▸ Aim:
Print out the material that follows word for word.

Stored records
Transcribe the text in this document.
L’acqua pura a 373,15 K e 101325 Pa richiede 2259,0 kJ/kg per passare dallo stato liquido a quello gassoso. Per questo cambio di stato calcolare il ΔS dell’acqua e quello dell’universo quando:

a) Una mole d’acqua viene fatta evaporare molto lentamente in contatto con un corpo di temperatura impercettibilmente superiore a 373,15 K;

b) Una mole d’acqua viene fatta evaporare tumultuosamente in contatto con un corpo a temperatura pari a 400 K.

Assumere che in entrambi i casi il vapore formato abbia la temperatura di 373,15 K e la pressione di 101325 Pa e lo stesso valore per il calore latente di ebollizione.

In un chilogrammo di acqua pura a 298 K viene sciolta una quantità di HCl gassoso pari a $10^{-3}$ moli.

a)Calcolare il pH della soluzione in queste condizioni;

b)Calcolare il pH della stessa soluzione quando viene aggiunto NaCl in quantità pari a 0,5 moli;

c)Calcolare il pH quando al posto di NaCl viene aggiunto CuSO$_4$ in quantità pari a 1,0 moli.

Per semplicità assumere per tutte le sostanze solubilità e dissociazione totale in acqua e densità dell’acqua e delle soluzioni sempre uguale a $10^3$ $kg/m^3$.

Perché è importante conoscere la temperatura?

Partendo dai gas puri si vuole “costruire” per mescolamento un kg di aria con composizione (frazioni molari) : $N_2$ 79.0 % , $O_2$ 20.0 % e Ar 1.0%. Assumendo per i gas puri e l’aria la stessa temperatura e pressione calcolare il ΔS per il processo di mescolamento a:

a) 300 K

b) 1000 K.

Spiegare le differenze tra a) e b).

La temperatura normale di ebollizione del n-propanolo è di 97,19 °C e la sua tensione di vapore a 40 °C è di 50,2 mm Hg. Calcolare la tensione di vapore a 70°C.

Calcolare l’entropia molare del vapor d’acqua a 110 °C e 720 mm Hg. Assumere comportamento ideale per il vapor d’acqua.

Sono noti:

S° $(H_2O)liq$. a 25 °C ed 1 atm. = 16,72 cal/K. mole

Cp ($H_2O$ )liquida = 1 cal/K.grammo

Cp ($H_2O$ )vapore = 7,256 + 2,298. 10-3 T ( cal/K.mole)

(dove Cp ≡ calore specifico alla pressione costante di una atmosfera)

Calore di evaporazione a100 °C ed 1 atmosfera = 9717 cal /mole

▸ Written answer:
Transcribe the text in this document.
L’acqua pura a 373,15 K e 101325 Pa richiede 2259,0 kJ/kg per passare dallo stato liquido a quello gassoso. Per questo cambio di stato calcolare il ΔS dell’acqua e quello dell’universo quando:

a) Una mole d’acqua viene fatta evaporare molto lentamente in contatto con un corpo di temperatura impercettibilmente superiore a 373,15 K;

b) Una mole d’acqua viene fatta evaporare tumultuosamente in contatto con un corpo a temperatura pari a 400 K.

Assumere che in entrambi i casi il vapore formato abbia la temperatura di 373,15 K e la pressione di 101325 Pa e lo stesso valore per il calore latente di ebollizione.

In un chilogrammo di acqua pura a 298 K viene sciolta una quantità di HCl gassoso pari a $10^{-3}$ moli.

a)Calcolare il pH della soluzione in queste condizioni;

b)Calcolare il pH della stessa soluzione quando viene aggiunto NaCl in quantità pari a 0,5 moli;

c)Calcolare il pH quando al posto di NaCl viene aggiunto CuSO$_4$ in quantità pari a 1,0 moli.

Per semplicità assumere per tutte le sostanze solubilità e dissociazione totale in acqua e densità dell’acqua e delle soluzioni sempre uguale a $10^3$ $kg/m^3$.

Perché è importante conoscere la temperatura?

Partendo dai gas puri si vuole “costruire” per mescolamento un kg di aria con composizione (frazioni molari) : $N_2$ 79.0 % , $O_2$ 20.0 % e Ar 1.0%. Assumendo per i gas puri e l’aria la stessa temperatura e pressione calcolare il ΔS per il processo di mescolamento a:

a) 300 K

b) 1000 K.

Spiegare le differenze tra a) e b).

La temperatura normale di ebollizione del n-propanolo è di 97,19 °C e la sua tensione di vapore a 40 °C è di 50,2 mm Hg. Calcolare la tensione di vapore a 70°C.

Calcolare l’entropia molare del vapor d’acqua a 110 °C e 720 mm Hg. Assumere comportamento ideale per il vapor d’acqua.

Sono noti:

S° $(H_2O)liq$. a 25 °C ed 1 atm. = 16,72 cal/K. mole

Cp ($H_2O$ )liquida = 1 cal/K.grammo

Cp ($H_2O$ )vapore = 7,256 + 2,298. 10-3 T ( cal/K.mole)

(dove Cp ≡ calore specifico alla pressione costante di una atmosfera)

Calore di evaporazione a100 °C ed 1 atmosfera = 9717 cal /mole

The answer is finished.